== DATA SECTION ==
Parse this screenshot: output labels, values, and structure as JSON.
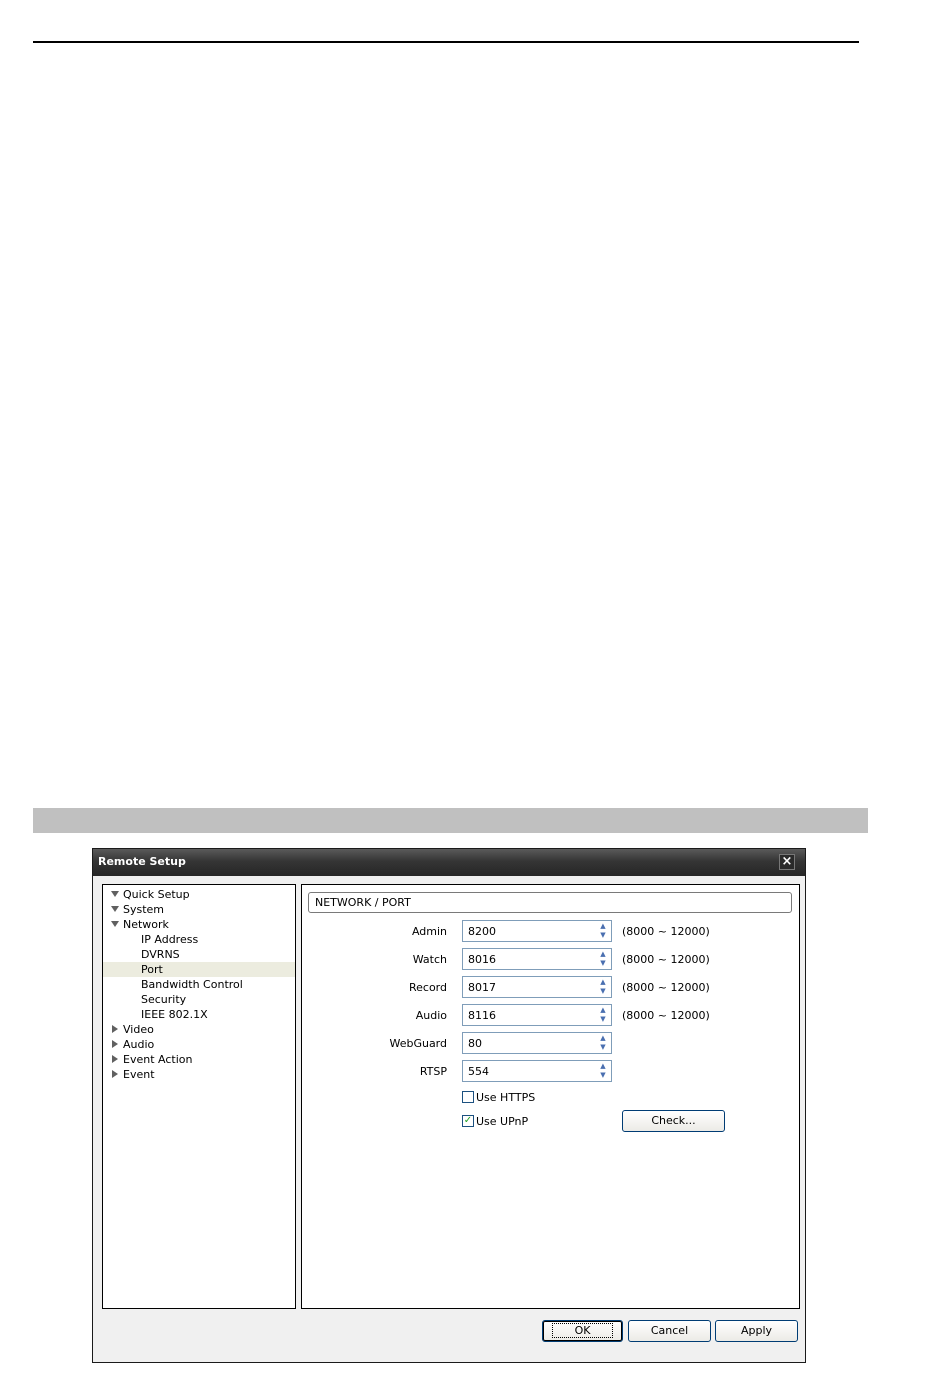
{
  "window": {
    "title": "Remote Setup",
    "close_glyph": "×"
  },
  "tree": {
    "items": [
      {
        "label": "Quick Setup",
        "arrow": "down",
        "level": 0
      },
      {
        "label": "System",
        "arrow": "down",
        "level": 0
      },
      {
        "label": "Network",
        "arrow": "down",
        "level": 0
      },
      {
        "label": "IP Address",
        "arrow": "",
        "level": 1
      },
      {
        "label": "DVRNS",
        "arrow": "",
        "level": 1
      },
      {
        "label": "Port",
        "arrow": "",
        "level": 1,
        "selected": true
      },
      {
        "label": "Bandwidth Control",
        "arrow": "",
        "level": 1
      },
      {
        "label": "Security",
        "arrow": "",
        "level": 1
      },
      {
        "label": "IEEE 802.1X",
        "arrow": "",
        "level": 1
      },
      {
        "label": "Video",
        "arrow": "right",
        "level": 0
      },
      {
        "label": "Audio",
        "arrow": "right",
        "level": 0
      },
      {
        "label": "Event Action",
        "arrow": "right",
        "level": 0
      },
      {
        "label": "Event",
        "arrow": "right",
        "level": 0
      }
    ]
  },
  "panel": {
    "header": "NETWORK / PORT",
    "fields": [
      {
        "label": "Admin",
        "value": "8200",
        "range": "(8000 ~ 12000)"
      },
      {
        "label": "Watch",
        "value": "8016",
        "range": "(8000 ~ 12000)"
      },
      {
        "label": "Record",
        "value": "8017",
        "range": "(8000 ~ 12000)"
      },
      {
        "label": "Audio",
        "value": "8116",
        "range": "(8000 ~ 12000)"
      },
      {
        "label": "WebGuard",
        "value": "80",
        "range": ""
      },
      {
        "label": "RTSP",
        "value": "554",
        "range": ""
      }
    ],
    "spin_up_glyph": "▲",
    "spin_down_glyph": "▼",
    "use_https": {
      "label": "Use HTTPS",
      "checked": false
    },
    "use_upnp": {
      "label": "Use UPnP",
      "checked": true
    },
    "check_glyph": "✓",
    "check_button": "Check..."
  },
  "footer": {
    "ok": "OK",
    "cancel": "Cancel",
    "apply": "Apply"
  },
  "colors": {
    "titlebar": "#2f2f2f",
    "selection": "#ececdf",
    "check": "#21a121"
  }
}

== THE EXERCISE ==
Answer with one number only: how many lines above contain the word "Setup".

== REPLY ==
2